*Given exercise*. Retype all the records with nothing changed.

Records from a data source
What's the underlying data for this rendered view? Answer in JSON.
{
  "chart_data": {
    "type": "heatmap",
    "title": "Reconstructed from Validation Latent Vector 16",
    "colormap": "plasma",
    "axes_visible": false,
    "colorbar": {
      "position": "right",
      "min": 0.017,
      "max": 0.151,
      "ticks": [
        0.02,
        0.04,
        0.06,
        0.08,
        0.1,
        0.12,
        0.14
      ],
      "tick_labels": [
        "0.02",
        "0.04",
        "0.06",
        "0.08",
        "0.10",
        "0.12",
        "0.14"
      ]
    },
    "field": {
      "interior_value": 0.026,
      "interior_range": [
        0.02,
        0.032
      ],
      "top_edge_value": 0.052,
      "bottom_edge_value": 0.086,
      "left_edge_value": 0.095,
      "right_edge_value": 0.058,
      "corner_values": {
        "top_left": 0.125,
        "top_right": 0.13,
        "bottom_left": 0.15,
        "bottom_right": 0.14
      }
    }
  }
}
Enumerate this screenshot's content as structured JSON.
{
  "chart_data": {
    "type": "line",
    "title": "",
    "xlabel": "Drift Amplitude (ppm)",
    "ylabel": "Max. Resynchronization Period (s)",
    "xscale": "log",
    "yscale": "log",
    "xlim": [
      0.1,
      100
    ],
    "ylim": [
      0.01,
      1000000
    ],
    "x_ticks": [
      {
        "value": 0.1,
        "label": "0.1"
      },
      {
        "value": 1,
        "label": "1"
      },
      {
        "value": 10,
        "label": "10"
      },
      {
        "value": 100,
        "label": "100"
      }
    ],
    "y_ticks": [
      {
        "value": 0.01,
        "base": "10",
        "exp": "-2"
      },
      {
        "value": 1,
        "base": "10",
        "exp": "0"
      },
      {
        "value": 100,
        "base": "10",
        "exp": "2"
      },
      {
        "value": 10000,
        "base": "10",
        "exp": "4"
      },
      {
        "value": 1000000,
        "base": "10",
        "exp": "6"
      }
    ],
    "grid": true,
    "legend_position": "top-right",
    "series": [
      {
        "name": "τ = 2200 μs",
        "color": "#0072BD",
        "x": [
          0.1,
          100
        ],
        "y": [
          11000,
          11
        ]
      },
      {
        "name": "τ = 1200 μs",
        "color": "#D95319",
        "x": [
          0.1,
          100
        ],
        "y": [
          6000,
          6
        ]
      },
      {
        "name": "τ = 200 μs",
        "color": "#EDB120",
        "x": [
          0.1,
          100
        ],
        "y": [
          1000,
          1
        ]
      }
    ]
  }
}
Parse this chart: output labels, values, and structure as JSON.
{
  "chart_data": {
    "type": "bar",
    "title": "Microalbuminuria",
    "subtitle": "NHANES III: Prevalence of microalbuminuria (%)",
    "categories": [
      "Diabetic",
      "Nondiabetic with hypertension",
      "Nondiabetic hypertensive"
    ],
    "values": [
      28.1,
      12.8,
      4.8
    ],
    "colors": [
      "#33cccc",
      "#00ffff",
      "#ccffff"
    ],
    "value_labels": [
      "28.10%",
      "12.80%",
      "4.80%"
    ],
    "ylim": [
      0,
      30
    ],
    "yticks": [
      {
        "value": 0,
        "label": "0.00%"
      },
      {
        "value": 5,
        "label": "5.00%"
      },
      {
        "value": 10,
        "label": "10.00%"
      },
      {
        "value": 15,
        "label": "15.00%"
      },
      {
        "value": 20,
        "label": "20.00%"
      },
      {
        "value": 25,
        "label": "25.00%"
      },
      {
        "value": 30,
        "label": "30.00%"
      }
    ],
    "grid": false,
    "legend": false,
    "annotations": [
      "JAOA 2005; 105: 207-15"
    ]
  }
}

*The output*.
What's the underlying data for this rendered view? Answer in JSON.
{
  "chart_data": {
    "type": "heatmap",
    "title": "Reconstructed from Validation Latent Vector 16",
    "colormap": "plasma",
    "axes_visible": false,
    "colorbar": {
      "position": "right",
      "min": 0.017,
      "max": 0.151,
      "ticks": [
        0.02,
        0.04,
        0.06,
        0.08,
        0.1,
        0.12,
        0.14
      ],
      "tick_labels": [
        "0.02",
        "0.04",
        "0.06",
        "0.08",
        "0.10",
        "0.12",
        "0.14"
      ]
    },
    "field": {
      "interior_value": 0.026,
      "interior_range": [
        0.02,
        0.032
      ],
      "top_edge_value": 0.052,
      "bottom_edge_value": 0.086,
      "left_edge_value": 0.095,
      "right_edge_value": 0.058,
      "corner_values": {
        "top_left": 0.125,
        "top_right": 0.13,
        "bottom_left": 0.15,
        "bottom_right": 0.14
      }
    }
  }
}
Enumerate this screenshot's content as structured JSON.
{
  "chart_data": {
    "type": "line",
    "title": "",
    "xlabel": "Drift Amplitude (ppm)",
    "ylabel": "Max. Resynchronization Period (s)",
    "xscale": "log",
    "yscale": "log",
    "xlim": [
      0.1,
      100
    ],
    "ylim": [
      0.01,
      1000000
    ],
    "x_ticks": [
      {
        "value": 0.1,
        "label": "0.1"
      },
      {
        "value": 1,
        "label": "1"
      },
      {
        "value": 10,
        "label": "10"
      },
      {
        "value": 100,
        "label": "100"
      }
    ],
    "y_ticks": [
      {
        "value": 0.01,
        "base": "10",
        "exp": "-2"
      },
      {
        "value": 1,
        "base": "10",
        "exp": "0"
      },
      {
        "value": 100,
        "base": "10",
        "exp": "2"
      },
      {
        "value": 10000,
        "base": "10",
        "exp": "4"
      },
      {
        "value": 1000000,
        "base": "10",
        "exp": "6"
      }
    ],
    "grid": true,
    "legend_position": "top-right",
    "series": [
      {
        "name": "τ = 2200 μs",
        "color": "#0072BD",
        "x": [
          0.1,
          100
        ],
        "y": [
          11000,
          11
        ]
      },
      {
        "name": "τ = 1200 μs",
        "color": "#D95319",
        "x": [
          0.1,
          100
        ],
        "y": [
          6000,
          6
        ]
      },
      {
        "name": "τ = 200 μs",
        "color": "#EDB120",
        "x": [
          0.1,
          100
        ],
        "y": [
          1000,
          1
        ]
      }
    ]
  }
}
Parse this chart: output labels, values, and structure as JSON.
{
  "chart_data": {
    "type": "bar",
    "title": "Microalbuminuria",
    "subtitle": "NHANES III: Prevalence of microalbuminuria (%)",
    "categories": [
      "Diabetic",
      "Nondiabetic with hypertension",
      "Nondiabetic hypertensive"
    ],
    "values": [
      28.1,
      12.8,
      4.8
    ],
    "colors": [
      "#33cccc",
      "#00ffff",
      "#ccffff"
    ],
    "value_labels": [
      "28.10%",
      "12.80%",
      "4.80%"
    ],
    "ylim": [
      0,
      30
    ],
    "yticks": [
      {
        "value": 0,
        "label": "0.00%"
      },
      {
        "value": 5,
        "label": "5.00%"
      },
      {
        "value": 10,
        "label": "10.00%"
      },
      {
        "value": 15,
        "label": "15.00%"
      },
      {
        "value": 20,
        "label": "20.00%"
      },
      {
        "value": 25,
        "label": "25.00%"
      },
      {
        "value": 30,
        "label": "30.00%"
      }
    ],
    "grid": false,
    "legend": false,
    "annotations": [
      "JAOA 2005; 105: 207-15"
    ]
  }
}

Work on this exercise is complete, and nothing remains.